## Start Source records

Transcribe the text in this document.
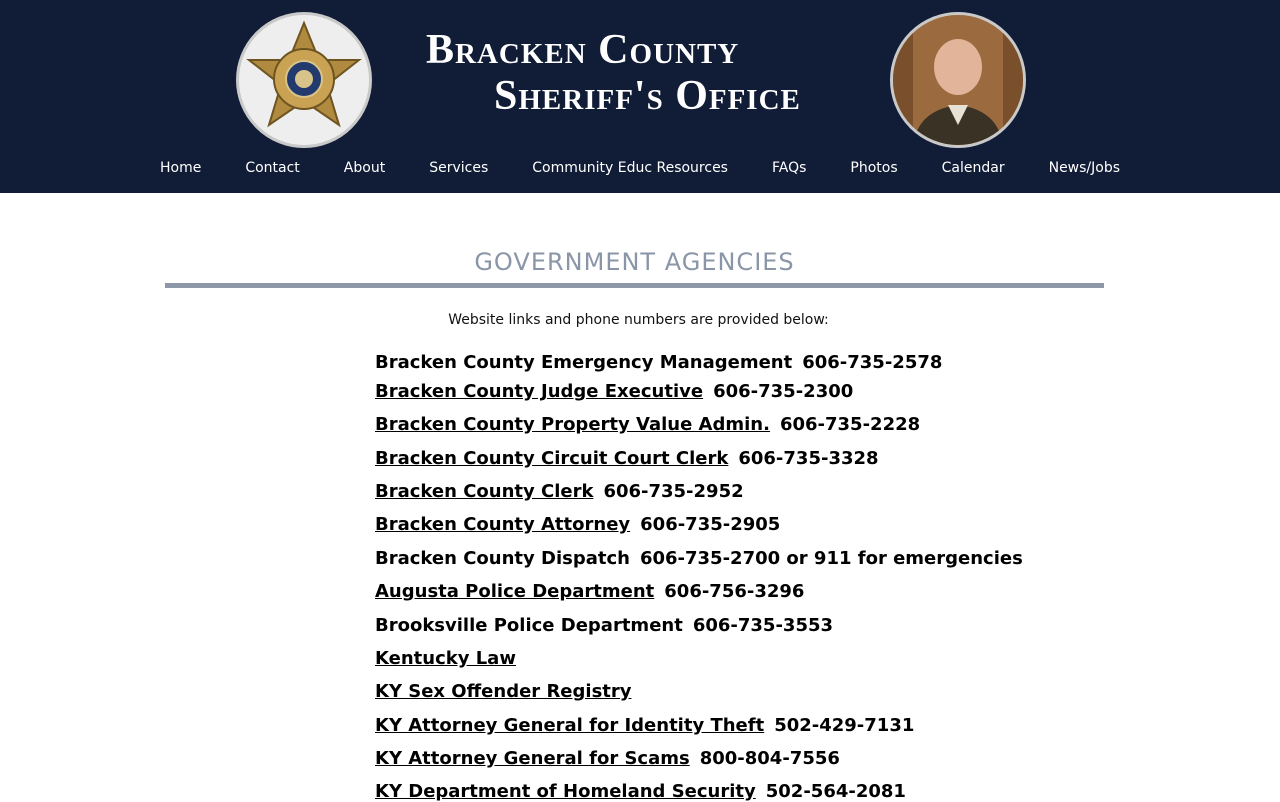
Bracken County
Sheriff's Office
Home	Contact	About	Services	Community Educ Resources	FAQs	Photos	Calendar	News/Jobs
GOVERNMENT AGENCIES
Website links and phone numbers are provided below:
Bracken County Emergency Management 606-735-2578
Bracken County Judge Executive 606-735-2300
Bracken County Property Value Admin. 606-735-2228
Bracken County Circuit Court Clerk 606-735-3328
Bracken County Clerk 606-735-2952
Bracken County Attorney 606-735-2905
Bracken County Dispatch 606-735-2700 or 911 for emergencies
Augusta Police Department 606-756-3296
Brooksville Police Department 606-735-3553
Kentucky Law
KY Sex Offender Registry
KY Attorney General for Identity Theft 502-429-7131
KY Attorney General for Scams 800-804-7556
KY Department of Homeland Security 502-564-2081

## End Source records

Without including any pictures, print all of the material exactly as given.

Transcribe the text in this document.
Bracken County
Sheriff's Office
Home	Contact	About	Services	Community Educ Resources	FAQs	Photos	Calendar	News/Jobs
GOVERNMENT AGENCIES
Website links and phone numbers are provided below:
Bracken County Emergency Management 606-735-2578
Bracken County Judge Executive 606-735-2300
Bracken County Property Value Admin. 606-735-2228
Bracken County Circuit Court Clerk 606-735-3328
Bracken County Clerk 606-735-2952
Bracken County Attorney 606-735-2905
Bracken County Dispatch 606-735-2700 or 911 for emergencies
Augusta Police Department 606-756-3296
Brooksville Police Department 606-735-3553
Kentucky Law
KY Sex Offender Registry
KY Attorney General for Identity Theft 502-429-7131
KY Attorney General for Scams 800-804-7556
KY Department of Homeland Security 502-564-2081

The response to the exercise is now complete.